** WHAT IS EXPECTED **
Transcribe every record exactly.

** SOURCE RECORDS **
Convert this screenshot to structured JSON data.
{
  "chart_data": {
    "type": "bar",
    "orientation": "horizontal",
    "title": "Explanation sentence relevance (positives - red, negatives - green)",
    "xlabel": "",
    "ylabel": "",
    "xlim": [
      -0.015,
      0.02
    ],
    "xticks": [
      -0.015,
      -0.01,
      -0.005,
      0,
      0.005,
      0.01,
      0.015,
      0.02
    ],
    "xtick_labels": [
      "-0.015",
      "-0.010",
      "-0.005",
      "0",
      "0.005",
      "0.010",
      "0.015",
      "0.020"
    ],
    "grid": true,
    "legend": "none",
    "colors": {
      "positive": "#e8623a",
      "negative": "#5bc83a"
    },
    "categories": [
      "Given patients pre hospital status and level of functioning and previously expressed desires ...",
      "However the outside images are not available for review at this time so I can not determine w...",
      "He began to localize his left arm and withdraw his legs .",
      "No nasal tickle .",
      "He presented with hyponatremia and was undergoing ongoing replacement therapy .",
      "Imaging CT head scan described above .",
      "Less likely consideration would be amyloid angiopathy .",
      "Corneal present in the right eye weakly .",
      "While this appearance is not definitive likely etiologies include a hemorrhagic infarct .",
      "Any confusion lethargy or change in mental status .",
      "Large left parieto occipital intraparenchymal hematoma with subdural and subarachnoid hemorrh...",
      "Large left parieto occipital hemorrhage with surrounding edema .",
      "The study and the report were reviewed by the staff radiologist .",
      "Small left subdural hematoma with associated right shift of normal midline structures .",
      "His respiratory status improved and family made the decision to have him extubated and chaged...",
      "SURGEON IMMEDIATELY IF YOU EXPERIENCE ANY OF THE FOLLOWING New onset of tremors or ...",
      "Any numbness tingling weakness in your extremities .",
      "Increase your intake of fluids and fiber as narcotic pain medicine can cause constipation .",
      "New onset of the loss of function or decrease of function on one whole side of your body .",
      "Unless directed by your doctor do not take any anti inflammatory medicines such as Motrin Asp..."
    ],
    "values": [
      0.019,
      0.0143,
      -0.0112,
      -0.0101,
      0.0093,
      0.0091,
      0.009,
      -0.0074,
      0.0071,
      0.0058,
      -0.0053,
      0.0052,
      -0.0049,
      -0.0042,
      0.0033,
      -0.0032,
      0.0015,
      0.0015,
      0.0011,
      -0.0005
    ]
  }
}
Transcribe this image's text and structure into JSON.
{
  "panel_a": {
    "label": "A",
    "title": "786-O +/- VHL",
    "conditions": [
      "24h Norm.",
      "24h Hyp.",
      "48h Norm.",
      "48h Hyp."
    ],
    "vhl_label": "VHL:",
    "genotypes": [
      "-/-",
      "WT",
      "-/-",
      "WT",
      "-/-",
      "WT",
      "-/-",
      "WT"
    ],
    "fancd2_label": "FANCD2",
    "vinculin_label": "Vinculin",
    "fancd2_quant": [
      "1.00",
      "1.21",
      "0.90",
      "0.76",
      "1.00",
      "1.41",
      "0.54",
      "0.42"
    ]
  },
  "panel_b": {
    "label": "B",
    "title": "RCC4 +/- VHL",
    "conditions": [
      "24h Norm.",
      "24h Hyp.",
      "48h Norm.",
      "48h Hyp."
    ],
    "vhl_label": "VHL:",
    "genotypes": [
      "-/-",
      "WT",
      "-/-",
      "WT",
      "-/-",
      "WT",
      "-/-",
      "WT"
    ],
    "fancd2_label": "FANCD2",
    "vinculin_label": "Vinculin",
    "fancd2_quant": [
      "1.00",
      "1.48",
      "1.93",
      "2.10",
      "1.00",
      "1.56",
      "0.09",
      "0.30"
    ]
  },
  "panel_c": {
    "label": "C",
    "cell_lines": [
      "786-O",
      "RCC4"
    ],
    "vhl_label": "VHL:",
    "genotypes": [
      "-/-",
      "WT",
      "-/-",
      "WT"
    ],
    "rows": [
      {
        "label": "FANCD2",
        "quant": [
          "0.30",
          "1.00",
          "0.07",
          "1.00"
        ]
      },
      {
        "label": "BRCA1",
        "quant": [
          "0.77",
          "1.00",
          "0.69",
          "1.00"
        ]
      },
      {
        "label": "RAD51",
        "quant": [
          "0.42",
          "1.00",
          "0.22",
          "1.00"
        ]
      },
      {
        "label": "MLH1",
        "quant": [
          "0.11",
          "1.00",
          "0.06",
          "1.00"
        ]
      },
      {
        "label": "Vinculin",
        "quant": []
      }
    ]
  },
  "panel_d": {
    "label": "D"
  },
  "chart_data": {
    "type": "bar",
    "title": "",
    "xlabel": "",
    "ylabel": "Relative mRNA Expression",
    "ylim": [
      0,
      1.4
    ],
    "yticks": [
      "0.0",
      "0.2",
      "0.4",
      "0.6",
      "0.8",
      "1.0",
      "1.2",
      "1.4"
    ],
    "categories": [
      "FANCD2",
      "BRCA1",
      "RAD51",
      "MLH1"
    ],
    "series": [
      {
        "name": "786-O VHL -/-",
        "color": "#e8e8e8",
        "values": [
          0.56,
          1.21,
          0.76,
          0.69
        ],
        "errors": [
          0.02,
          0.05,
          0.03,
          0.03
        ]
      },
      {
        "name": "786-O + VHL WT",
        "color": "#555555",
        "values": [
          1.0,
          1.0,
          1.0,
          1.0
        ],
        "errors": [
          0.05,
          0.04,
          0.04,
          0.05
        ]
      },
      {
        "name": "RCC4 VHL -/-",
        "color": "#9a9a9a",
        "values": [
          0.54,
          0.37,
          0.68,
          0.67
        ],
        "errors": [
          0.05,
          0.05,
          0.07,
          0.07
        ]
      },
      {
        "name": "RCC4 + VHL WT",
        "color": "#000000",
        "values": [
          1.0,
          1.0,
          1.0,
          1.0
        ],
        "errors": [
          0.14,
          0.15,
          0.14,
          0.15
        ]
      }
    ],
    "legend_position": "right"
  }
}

** RESULT FOR THIS EXERCISE **
Convert this screenshot to structured JSON data.
{
  "chart_data": {
    "type": "bar",
    "orientation": "horizontal",
    "title": "Explanation sentence relevance (positives - red, negatives - green)",
    "xlabel": "",
    "ylabel": "",
    "xlim": [
      -0.015,
      0.02
    ],
    "xticks": [
      -0.015,
      -0.01,
      -0.005,
      0,
      0.005,
      0.01,
      0.015,
      0.02
    ],
    "xtick_labels": [
      "-0.015",
      "-0.010",
      "-0.005",
      "0",
      "0.005",
      "0.010",
      "0.015",
      "0.020"
    ],
    "grid": true,
    "legend": "none",
    "colors": {
      "positive": "#e8623a",
      "negative": "#5bc83a"
    },
    "categories": [
      "Given patients pre hospital status and level of functioning and previously expressed desires ...",
      "However the outside images are not available for review at this time so I can not determine w...",
      "He began to localize his left arm and withdraw his legs .",
      "No nasal tickle .",
      "He presented with hyponatremia and was undergoing ongoing replacement therapy .",
      "Imaging CT head scan described above .",
      "Less likely consideration would be amyloid angiopathy .",
      "Corneal present in the right eye weakly .",
      "While this appearance is not definitive likely etiologies include a hemorrhagic infarct .",
      "Any confusion lethargy or change in mental status .",
      "Large left parieto occipital intraparenchymal hematoma with subdural and subarachnoid hemorrh...",
      "Large left parieto occipital hemorrhage with surrounding edema .",
      "The study and the report were reviewed by the staff radiologist .",
      "Small left subdural hematoma with associated right shift of normal midline structures .",
      "His respiratory status improved and family made the decision to have him extubated and chaged...",
      "SURGEON IMMEDIATELY IF YOU EXPERIENCE ANY OF THE FOLLOWING New onset of tremors or ...",
      "Any numbness tingling weakness in your extremities .",
      "Increase your intake of fluids and fiber as narcotic pain medicine can cause constipation .",
      "New onset of the loss of function or decrease of function on one whole side of your body .",
      "Unless directed by your doctor do not take any anti inflammatory medicines such as Motrin Asp..."
    ],
    "values": [
      0.019,
      0.0143,
      -0.0112,
      -0.0101,
      0.0093,
      0.0091,
      0.009,
      -0.0074,
      0.0071,
      0.0058,
      -0.0053,
      0.0052,
      -0.0049,
      -0.0042,
      0.0033,
      -0.0032,
      0.0015,
      0.0015,
      0.0011,
      -0.0005
    ]
  }
}
Transcribe this image's text and structure into JSON.
{
  "panel_a": {
    "label": "A",
    "title": "786-O +/- VHL",
    "conditions": [
      "24h Norm.",
      "24h Hyp.",
      "48h Norm.",
      "48h Hyp."
    ],
    "vhl_label": "VHL:",
    "genotypes": [
      "-/-",
      "WT",
      "-/-",
      "WT",
      "-/-",
      "WT",
      "-/-",
      "WT"
    ],
    "fancd2_label": "FANCD2",
    "vinculin_label": "Vinculin",
    "fancd2_quant": [
      "1.00",
      "1.21",
      "0.90",
      "0.76",
      "1.00",
      "1.41",
      "0.54",
      "0.42"
    ]
  },
  "panel_b": {
    "label": "B",
    "title": "RCC4 +/- VHL",
    "conditions": [
      "24h Norm.",
      "24h Hyp.",
      "48h Norm.",
      "48h Hyp."
    ],
    "vhl_label": "VHL:",
    "genotypes": [
      "-/-",
      "WT",
      "-/-",
      "WT",
      "-/-",
      "WT",
      "-/-",
      "WT"
    ],
    "fancd2_label": "FANCD2",
    "vinculin_label": "Vinculin",
    "fancd2_quant": [
      "1.00",
      "1.48",
      "1.93",
      "2.10",
      "1.00",
      "1.56",
      "0.09",
      "0.30"
    ]
  },
  "panel_c": {
    "label": "C",
    "cell_lines": [
      "786-O",
      "RCC4"
    ],
    "vhl_label": "VHL:",
    "genotypes": [
      "-/-",
      "WT",
      "-/-",
      "WT"
    ],
    "rows": [
      {
        "label": "FANCD2",
        "quant": [
          "0.30",
          "1.00",
          "0.07",
          "1.00"
        ]
      },
      {
        "label": "BRCA1",
        "quant": [
          "0.77",
          "1.00",
          "0.69",
          "1.00"
        ]
      },
      {
        "label": "RAD51",
        "quant": [
          "0.42",
          "1.00",
          "0.22",
          "1.00"
        ]
      },
      {
        "label": "MLH1",
        "quant": [
          "0.11",
          "1.00",
          "0.06",
          "1.00"
        ]
      },
      {
        "label": "Vinculin",
        "quant": []
      }
    ]
  },
  "panel_d": {
    "label": "D"
  },
  "chart_data": {
    "type": "bar",
    "title": "",
    "xlabel": "",
    "ylabel": "Relative mRNA Expression",
    "ylim": [
      0,
      1.4
    ],
    "yticks": [
      "0.0",
      "0.2",
      "0.4",
      "0.6",
      "0.8",
      "1.0",
      "1.2",
      "1.4"
    ],
    "categories": [
      "FANCD2",
      "BRCA1",
      "RAD51",
      "MLH1"
    ],
    "series": [
      {
        "name": "786-O VHL -/-",
        "color": "#e8e8e8",
        "values": [
          0.56,
          1.21,
          0.76,
          0.69
        ],
        "errors": [
          0.02,
          0.05,
          0.03,
          0.03
        ]
      },
      {
        "name": "786-O + VHL WT",
        "color": "#555555",
        "values": [
          1.0,
          1.0,
          1.0,
          1.0
        ],
        "errors": [
          0.05,
          0.04,
          0.04,
          0.05
        ]
      },
      {
        "name": "RCC4 VHL -/-",
        "color": "#9a9a9a",
        "values": [
          0.54,
          0.37,
          0.68,
          0.67
        ],
        "errors": [
          0.05,
          0.05,
          0.07,
          0.07
        ]
      },
      {
        "name": "RCC4 + VHL WT",
        "color": "#000000",
        "values": [
          1.0,
          1.0,
          1.0,
          1.0
        ],
        "errors": [
          0.14,
          0.15,
          0.14,
          0.15
        ]
      }
    ],
    "legend_position": "right"
  }
}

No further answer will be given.